─── Extracted records

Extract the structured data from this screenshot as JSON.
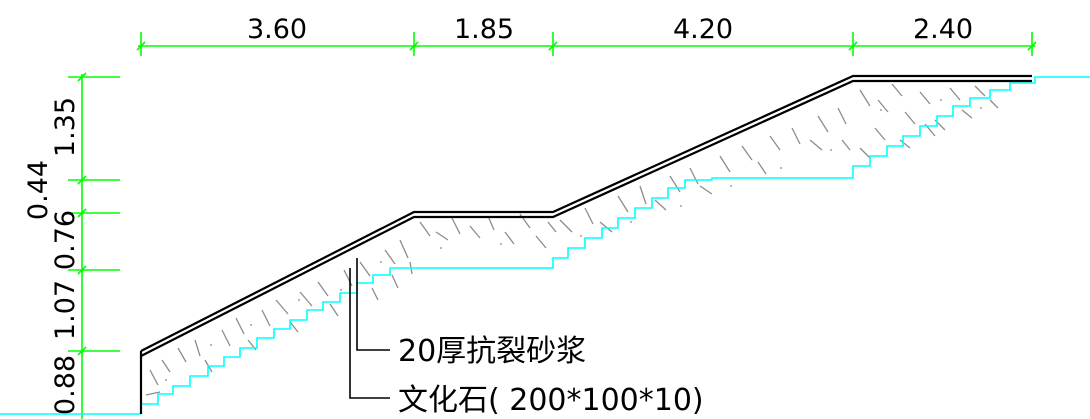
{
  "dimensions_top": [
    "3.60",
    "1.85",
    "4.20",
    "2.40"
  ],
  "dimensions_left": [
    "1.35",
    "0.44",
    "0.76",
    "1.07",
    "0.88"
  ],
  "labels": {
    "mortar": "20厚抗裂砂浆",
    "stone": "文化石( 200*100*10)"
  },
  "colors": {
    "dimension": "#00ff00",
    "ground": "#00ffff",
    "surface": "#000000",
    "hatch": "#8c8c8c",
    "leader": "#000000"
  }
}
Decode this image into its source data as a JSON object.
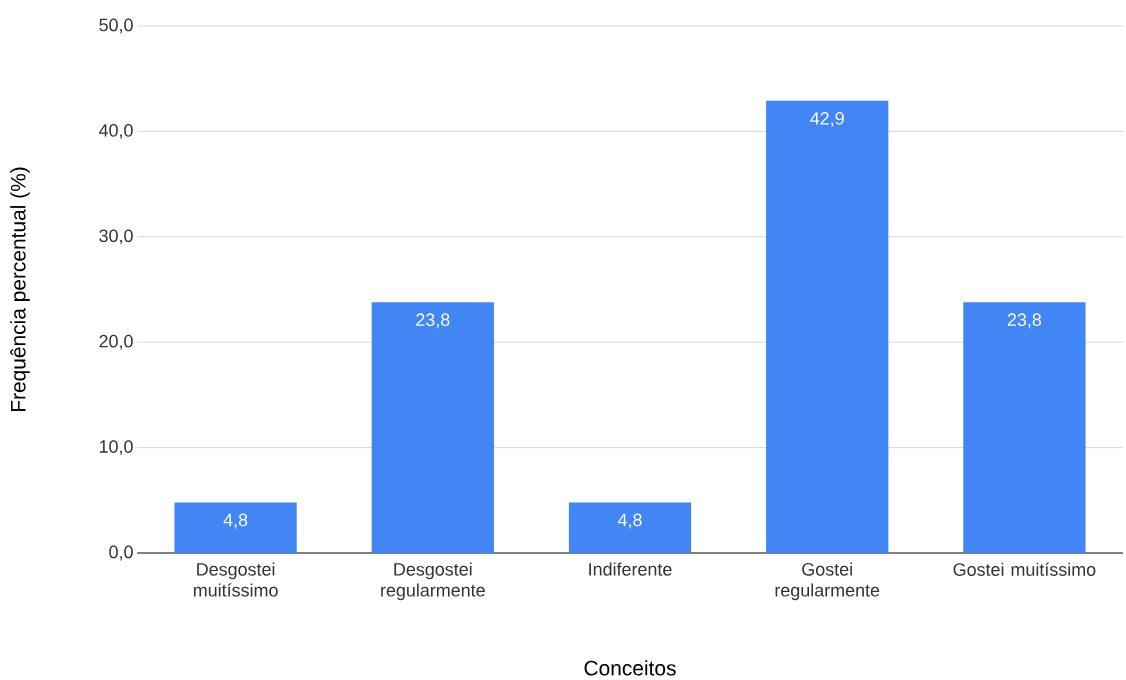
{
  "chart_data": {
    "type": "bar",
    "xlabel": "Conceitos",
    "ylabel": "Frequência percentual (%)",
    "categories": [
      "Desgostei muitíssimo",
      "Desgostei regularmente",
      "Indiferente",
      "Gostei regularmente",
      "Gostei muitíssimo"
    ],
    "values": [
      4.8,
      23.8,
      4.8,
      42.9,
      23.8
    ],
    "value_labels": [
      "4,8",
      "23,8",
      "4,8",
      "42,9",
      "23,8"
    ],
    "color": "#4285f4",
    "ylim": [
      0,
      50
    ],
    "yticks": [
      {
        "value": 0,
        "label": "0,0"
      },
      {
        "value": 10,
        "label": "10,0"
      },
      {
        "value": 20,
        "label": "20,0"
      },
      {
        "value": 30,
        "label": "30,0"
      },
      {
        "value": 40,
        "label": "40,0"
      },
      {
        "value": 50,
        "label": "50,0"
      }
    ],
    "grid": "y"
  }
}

──────

**Short task**
Retype all the records shown above, character for character. Omit every picture.

**Exercise result**
Extract the structured data from this screenshot as JSON.
{
  "dimensions_top": [
    "3.60",
    "1.85",
    "4.20",
    "2.40"
  ],
  "dimensions_left": [
    "1.35",
    "0.44",
    "0.76",
    "1.07",
    "0.88"
  ],
  "labels": {
    "mortar": "20厚抗裂砂浆",
    "stone": "文化石( 200*100*10)"
  },
  "colors": {
    "dimension": "#00ff00",
    "ground": "#00ffff",
    "surface": "#000000",
    "hatch": "#8c8c8c",
    "leader": "#000000"
  }
}
Decode this image into its source data as a JSON object.
{
  "chart_data": {
    "type": "bar",
    "xlabel": "Conceitos",
    "ylabel": "Frequência percentual (%)",
    "categories": [
      "Desgostei muitíssimo",
      "Desgostei regularmente",
      "Indiferente",
      "Gostei regularmente",
      "Gostei muitíssimo"
    ],
    "values": [
      4.8,
      23.8,
      4.8,
      42.9,
      23.8
    ],
    "value_labels": [
      "4,8",
      "23,8",
      "4,8",
      "42,9",
      "23,8"
    ],
    "color": "#4285f4",
    "ylim": [
      0,
      50
    ],
    "yticks": [
      {
        "value": 0,
        "label": "0,0"
      },
      {
        "value": 10,
        "label": "10,0"
      },
      {
        "value": 20,
        "label": "20,0"
      },
      {
        "value": 30,
        "label": "30,0"
      },
      {
        "value": 40,
        "label": "40,0"
      },
      {
        "value": 50,
        "label": "50,0"
      }
    ],
    "grid": "y"
  }
}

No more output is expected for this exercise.